>> Begin Records for this exercise
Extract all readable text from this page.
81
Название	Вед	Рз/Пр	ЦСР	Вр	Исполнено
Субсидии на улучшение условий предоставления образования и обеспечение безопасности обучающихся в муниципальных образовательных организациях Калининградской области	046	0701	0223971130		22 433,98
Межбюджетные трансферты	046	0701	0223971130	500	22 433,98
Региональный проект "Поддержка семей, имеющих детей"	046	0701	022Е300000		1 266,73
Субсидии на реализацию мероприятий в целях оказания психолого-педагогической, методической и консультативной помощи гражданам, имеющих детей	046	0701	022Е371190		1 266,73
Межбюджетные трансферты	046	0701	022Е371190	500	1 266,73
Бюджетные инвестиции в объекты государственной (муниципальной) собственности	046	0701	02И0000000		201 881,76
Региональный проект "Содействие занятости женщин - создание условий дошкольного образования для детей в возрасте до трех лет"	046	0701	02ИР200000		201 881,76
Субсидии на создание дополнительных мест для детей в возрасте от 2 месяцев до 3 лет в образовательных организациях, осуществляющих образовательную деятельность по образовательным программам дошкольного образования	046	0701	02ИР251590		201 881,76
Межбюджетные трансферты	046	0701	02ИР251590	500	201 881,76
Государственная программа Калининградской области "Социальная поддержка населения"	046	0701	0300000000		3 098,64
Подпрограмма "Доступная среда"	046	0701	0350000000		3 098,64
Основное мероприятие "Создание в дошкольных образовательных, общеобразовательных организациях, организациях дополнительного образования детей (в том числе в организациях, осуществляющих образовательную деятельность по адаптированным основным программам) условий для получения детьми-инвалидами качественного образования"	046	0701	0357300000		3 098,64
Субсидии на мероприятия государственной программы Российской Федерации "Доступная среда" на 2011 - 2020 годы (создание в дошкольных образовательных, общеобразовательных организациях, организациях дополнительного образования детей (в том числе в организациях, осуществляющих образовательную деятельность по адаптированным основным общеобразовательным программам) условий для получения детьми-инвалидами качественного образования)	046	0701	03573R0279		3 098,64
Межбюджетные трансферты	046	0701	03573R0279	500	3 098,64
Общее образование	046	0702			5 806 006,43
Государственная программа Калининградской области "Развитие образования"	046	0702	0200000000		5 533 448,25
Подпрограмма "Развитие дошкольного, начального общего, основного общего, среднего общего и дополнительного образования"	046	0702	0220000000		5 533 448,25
>> End Records for this exercise
Your task: Search the records for the string "области" and return every line in which it occurs.

Output below:
Субсидии на улучшение условий предоставления образования и обеспечение безопасности обучающихся в муниципальных образовательных организациях Калининградской области	046	0701	0223971130		22 433,98
Государственная программа Калининградской области "Социальная поддержка населения"	046	0701	0300000000		3 098,64
Государственная программа Калининградской области "Развитие образования"	046	0702	0200000000		5 533 448,25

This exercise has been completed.